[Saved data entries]
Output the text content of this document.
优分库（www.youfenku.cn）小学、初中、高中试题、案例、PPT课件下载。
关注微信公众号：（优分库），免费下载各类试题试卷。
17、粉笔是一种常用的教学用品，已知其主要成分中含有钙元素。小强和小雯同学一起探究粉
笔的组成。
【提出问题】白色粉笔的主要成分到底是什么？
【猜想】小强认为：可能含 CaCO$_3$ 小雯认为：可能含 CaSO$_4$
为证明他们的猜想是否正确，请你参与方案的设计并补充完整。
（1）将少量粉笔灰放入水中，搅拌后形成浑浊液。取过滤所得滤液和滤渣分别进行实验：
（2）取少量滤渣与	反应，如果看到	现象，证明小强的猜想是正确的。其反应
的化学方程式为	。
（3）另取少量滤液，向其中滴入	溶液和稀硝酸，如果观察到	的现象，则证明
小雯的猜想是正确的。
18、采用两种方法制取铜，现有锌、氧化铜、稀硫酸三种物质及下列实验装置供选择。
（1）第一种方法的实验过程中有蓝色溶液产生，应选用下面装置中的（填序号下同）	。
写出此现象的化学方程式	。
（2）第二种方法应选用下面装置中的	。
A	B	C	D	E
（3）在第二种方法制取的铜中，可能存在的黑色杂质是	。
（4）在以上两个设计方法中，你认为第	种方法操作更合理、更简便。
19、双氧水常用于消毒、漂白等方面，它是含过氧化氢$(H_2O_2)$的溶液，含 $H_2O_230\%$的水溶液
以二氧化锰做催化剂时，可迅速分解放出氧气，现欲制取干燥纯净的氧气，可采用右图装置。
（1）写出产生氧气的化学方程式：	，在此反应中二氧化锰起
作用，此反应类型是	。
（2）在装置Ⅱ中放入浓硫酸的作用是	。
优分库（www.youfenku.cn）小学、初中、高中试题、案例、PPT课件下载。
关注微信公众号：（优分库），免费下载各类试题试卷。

◆ Requirement ◆
Output the entries verbatim.

◆ Solution ◆
Output the text content of this document.
优分库（www.youfenku.cn）小学、初中、高中试题、案例、PPT课件下载。
关注微信公众号：（优分库），免费下载各类试题试卷。
17、粉笔是一种常用的教学用品，已知其主要成分中含有钙元素。小强和小雯同学一起探究粉
笔的组成。
【提出问题】白色粉笔的主要成分到底是什么？
【猜想】小强认为：可能含 CaCO$_3$ 小雯认为：可能含 CaSO$_4$
为证明他们的猜想是否正确，请你参与方案的设计并补充完整。
（1）将少量粉笔灰放入水中，搅拌后形成浑浊液。取过滤所得滤液和滤渣分别进行实验：
（2）取少量滤渣与	反应，如果看到	现象，证明小强的猜想是正确的。其反应
的化学方程式为	。
（3）另取少量滤液，向其中滴入	溶液和稀硝酸，如果观察到	的现象，则证明
小雯的猜想是正确的。
18、采用两种方法制取铜，现有锌、氧化铜、稀硫酸三种物质及下列实验装置供选择。
（1）第一种方法的实验过程中有蓝色溶液产生，应选用下面装置中的（填序号下同）	。
写出此现象的化学方程式	。
（2）第二种方法应选用下面装置中的	。
A	B	C	D	E
（3）在第二种方法制取的铜中，可能存在的黑色杂质是	。
（4）在以上两个设计方法中，你认为第	种方法操作更合理、更简便。
19、双氧水常用于消毒、漂白等方面，它是含过氧化氢$(H_2O_2)$的溶液，含 $H_2O_230\%$的水溶液
以二氧化锰做催化剂时，可迅速分解放出氧气，现欲制取干燥纯净的氧气，可采用右图装置。
（1）写出产生氧气的化学方程式：	，在此反应中二氧化锰起
作用，此反应类型是	。
（2）在装置Ⅱ中放入浓硫酸的作用是	。
优分库（www.youfenku.cn）小学、初中、高中试题、案例、PPT课件下载。
关注微信公众号：（优分库），免费下载各类试题试卷。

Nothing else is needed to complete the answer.